**PROBLEM TO WORK ON**
Could you output every line of the records below as a JSON list of strings, one string per line, with blank lines left out?

**RECORDS SUPPLIED**
+ + + + + + +

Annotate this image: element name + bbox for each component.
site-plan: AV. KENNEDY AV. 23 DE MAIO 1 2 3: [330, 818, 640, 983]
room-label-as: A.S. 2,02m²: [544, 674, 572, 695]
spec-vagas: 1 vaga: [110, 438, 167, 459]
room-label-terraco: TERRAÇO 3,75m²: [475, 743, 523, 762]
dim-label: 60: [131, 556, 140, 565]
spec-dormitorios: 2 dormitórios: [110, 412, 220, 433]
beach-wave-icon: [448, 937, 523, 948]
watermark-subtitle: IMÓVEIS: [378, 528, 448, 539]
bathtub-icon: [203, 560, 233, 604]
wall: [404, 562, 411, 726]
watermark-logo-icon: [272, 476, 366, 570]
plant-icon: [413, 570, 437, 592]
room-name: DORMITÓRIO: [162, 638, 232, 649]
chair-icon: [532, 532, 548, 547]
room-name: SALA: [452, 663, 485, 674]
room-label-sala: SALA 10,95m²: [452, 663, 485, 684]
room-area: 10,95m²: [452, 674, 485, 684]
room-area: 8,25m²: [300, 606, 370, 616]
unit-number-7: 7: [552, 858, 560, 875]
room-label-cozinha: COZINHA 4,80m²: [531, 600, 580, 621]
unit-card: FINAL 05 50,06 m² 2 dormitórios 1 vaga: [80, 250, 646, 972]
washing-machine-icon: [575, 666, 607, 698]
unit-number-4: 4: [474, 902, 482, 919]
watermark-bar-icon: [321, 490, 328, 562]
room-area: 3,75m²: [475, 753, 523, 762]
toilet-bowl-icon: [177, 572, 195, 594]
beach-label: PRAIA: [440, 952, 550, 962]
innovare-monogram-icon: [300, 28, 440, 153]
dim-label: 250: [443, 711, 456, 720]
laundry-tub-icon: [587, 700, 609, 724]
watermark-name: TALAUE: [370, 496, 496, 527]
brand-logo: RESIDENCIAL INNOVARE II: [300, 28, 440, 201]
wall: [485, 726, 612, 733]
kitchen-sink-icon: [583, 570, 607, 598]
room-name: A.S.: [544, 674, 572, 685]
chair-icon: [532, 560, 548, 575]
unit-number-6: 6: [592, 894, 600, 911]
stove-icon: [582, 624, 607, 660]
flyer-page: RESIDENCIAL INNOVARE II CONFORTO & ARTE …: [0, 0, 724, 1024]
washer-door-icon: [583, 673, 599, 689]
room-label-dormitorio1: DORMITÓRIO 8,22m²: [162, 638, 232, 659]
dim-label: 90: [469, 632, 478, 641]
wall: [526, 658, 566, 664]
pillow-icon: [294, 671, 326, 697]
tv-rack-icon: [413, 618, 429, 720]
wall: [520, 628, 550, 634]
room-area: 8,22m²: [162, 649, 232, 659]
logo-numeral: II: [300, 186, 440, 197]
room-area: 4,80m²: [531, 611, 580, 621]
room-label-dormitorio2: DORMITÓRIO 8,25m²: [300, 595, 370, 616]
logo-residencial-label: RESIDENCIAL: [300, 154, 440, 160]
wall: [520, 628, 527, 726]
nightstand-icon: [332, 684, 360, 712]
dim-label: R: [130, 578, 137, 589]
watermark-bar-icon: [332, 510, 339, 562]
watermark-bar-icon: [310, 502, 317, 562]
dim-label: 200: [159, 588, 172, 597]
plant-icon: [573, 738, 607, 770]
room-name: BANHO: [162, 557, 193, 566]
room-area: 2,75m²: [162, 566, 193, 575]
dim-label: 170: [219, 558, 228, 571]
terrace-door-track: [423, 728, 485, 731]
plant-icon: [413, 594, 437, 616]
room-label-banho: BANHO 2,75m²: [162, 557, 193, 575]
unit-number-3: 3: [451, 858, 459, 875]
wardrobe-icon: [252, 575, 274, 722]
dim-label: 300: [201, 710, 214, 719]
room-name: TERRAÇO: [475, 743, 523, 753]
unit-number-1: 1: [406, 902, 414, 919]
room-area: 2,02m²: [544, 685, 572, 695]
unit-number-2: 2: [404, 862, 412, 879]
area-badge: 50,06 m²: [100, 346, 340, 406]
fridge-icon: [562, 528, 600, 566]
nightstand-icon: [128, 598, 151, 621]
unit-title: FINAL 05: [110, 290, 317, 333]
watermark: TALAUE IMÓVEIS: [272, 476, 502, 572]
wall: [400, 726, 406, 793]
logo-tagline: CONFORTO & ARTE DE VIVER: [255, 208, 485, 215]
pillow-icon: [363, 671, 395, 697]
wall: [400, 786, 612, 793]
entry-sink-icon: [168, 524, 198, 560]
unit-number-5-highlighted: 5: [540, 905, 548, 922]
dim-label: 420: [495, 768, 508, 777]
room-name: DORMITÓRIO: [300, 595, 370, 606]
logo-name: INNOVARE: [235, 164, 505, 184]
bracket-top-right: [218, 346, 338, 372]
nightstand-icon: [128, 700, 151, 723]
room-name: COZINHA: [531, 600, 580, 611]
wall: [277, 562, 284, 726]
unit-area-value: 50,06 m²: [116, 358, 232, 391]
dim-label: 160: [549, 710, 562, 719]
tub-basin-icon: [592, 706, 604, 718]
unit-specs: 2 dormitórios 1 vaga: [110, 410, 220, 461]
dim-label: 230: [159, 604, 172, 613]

+ + + + + + +

**ANSWER FOR THIS EXERCISE**
[
  "Annotate this image: element name + bbox for each component.",
  "site-plan: AV. KENNEDY AV. 23 DE MAIO 1 2 3: [330, 818, 640, 983]",
  "room-label-as: A.S. 2,02m²: [544, 674, 572, 695]",
  "spec-vagas: 1 vaga: [110, 438, 167, 459]",
  "room-label-terraco: TERRAÇO 3,75m²: [475, 743, 523, 762]",
  "dim-label: 60: [131, 556, 140, 565]",
  "spec-dormitorios: 2 dormitórios: [110, 412, 220, 433]",
  "beach-wave-icon: [448, 937, 523, 948]",
  "watermark-subtitle: IMÓVEIS: [378, 528, 448, 539]",
  "bathtub-icon: [203, 560, 233, 604]",
  "wall: [404, 562, 411, 726]",
  "watermark-logo-icon: [272, 476, 366, 570]",
  "plant-icon: [413, 570, 437, 592]",
  "room-name: DORMITÓRIO: [162, 638, 232, 649]",
  "chair-icon: [532, 532, 548, 547]",
  "room-name: SALA: [452, 663, 485, 674]",
  "room-label-sala: SALA 10,95m²: [452, 663, 485, 684]",
  "room-area: 10,95m²: [452, 674, 485, 684]",
  "room-area: 8,25m²: [300, 606, 370, 616]",
  "unit-number-7: 7: [552, 858, 560, 875]",
  "room-label-cozinha: COZINHA 4,80m²: [531, 600, 580, 621]",
  "unit-card: FINAL 05 50,06 m² 2 dormitórios 1 vaga: [80, 250, 646, 972]",
  "washing-machine-icon: [575, 666, 607, 698]",
  "unit-number-4: 4: [474, 902, 482, 919]",
  "watermark-bar-icon: [321, 490, 328, 562]",
  "room-area: 3,75m²: [475, 753, 523, 762]",
  "toilet-bowl-icon: [177, 572, 195, 594]",
  "beach-label: PRAIA: [440, 952, 550, 962]",
  "innovare-monogram-icon: [300, 28, 440, 153]",
  "dim-label: 250: [443, 711, 456, 720]",
  "laundry-tub-icon: [587, 700, 609, 724]",
  "watermark-name: TALAUE: [370, 496, 496, 527]",
  "brand-logo: RESIDENCIAL INNOVARE II: [300, 28, 440, 201]",
  "wall: [485, 726, 612, 733]",
  "kitchen-sink-icon: [583, 570, 607, 598]",
  "room-name: A.S.: [544, 674, 572, 685]",
  "chair-icon: [532, 560, 548, 575]",
  "unit-number-6: 6: [592, 894, 600, 911]",
  "stove-icon: [582, 624, 607, 660]",
  "flyer-page: RESIDENCIAL INNOVARE II CONFORTO & ARTE …: [0, 0, 724, 1024]",
  "washer-door-icon: [583, 673, 599, 689]",
  "room-label-dormitorio1: DORMITÓRIO 8,22m²: [162, 638, 232, 659]",
  "dim-label: 90: [469, 632, 478, 641]",
  "wall: [526, 658, 566, 664]",
  "pillow-icon: [294, 671, 326, 697]",
  "tv-rack-icon: [413, 618, 429, 720]",
  "wall: [520, 628, 550, 634]",
  "room-area: 8,22m²: [162, 649, 232, 659]",
  "logo-numeral: II: [300, 186, 440, 197]",
  "room-area: 4,80m²: [531, 611, 580, 621]",
  "room-label-dormitorio2: DORMITÓRIO 8,25m²: [300, 595, 370, 616]",
  "logo-residencial-label: RESIDENCIAL: [300, 154, 440, 160]",
  "wall: [520, 628, 527, 726]",
  "nightstand-icon: [332, 684, 360, 712]",
  "dim-label: R: [130, 578, 137, 589]",
  "watermark-bar-icon: [332, 510, 339, 562]",
  "watermark-bar-icon: [310, 502, 317, 562]",
  "dim-label: 200: [159, 588, 172, 597]",
  "plant-icon: [573, 738, 607, 770]",
  "room-name: BANHO: [162, 557, 193, 566]",
  "room-area: 2,75m²: [162, 566, 193, 575]",
  "dim-label: 170: [219, 558, 228, 571]",
  "terrace-door-track: [423, 728, 485, 731]",
  "plant-icon: [413, 594, 437, 616]",
  "room-label-banho: BANHO 2,75m²: [162, 557, 193, 575]",
  "unit-number-3: 3: [451, 858, 459, 875]",
  "wardrobe-icon: [252, 575, 274, 722]",
  "dim-label: 300: [201, 710, 214, 719]",
  "room-name: TERRAÇO: [475, 743, 523, 753]",
  "unit-number-1: 1: [406, 902, 414, 919]",
  "room-area: 2,02m²: [544, 685, 572, 695]",
  "unit-number-2: 2: [404, 862, 412, 879]",
  "area-badge: 50,06 m²: [100, 346, 340, 406]",
  "fridge-icon: [562, 528, 600, 566]",
  "nightstand-icon: [128, 598, 151, 621]",
  "unit-title: FINAL 05: [110, 290, 317, 333]",
  "watermark: TALAUE IMÓVEIS: [272, 476, 502, 572]",
  "wall: [400, 726, 406, 793]",
  "logo-tagline: CONFORTO & ARTE DE VIVER: [255, 208, 485, 215]",
  "pillow-icon: [363, 671, 395, 697]",
  "wall: [400, 786, 612, 793]",
  "entry-sink-icon: [168, 524, 198, 560]",
  "unit-number-5-highlighted: 5: [540, 905, 548, 922]",
  "dim-label: 420: [495, 768, 508, 777]",
  "room-name: DORMITÓRIO: [300, 595, 370, 606]",
  "logo-name: INNOVARE: [235, 164, 505, 184]",
  "bracket-top-right: [218, 346, 338, 372]",
  "nightstand-icon: [128, 700, 151, 723]",
  "room-name: COZINHA: [531, 600, 580, 611]",
  "wall: [277, 562, 284, 726]",
  "unit-area-value: 50,06 m²: [116, 358, 232, 391]",
  "dim-label: 160: [549, 710, 562, 719]",
  "tub-basin-icon: [592, 706, 604, 718]",
  "unit-specs: 2 dormitórios 1 vaga: [110, 410, 220, 461]",
  "dim-label: 230: [159, 604, 172, 613]"
]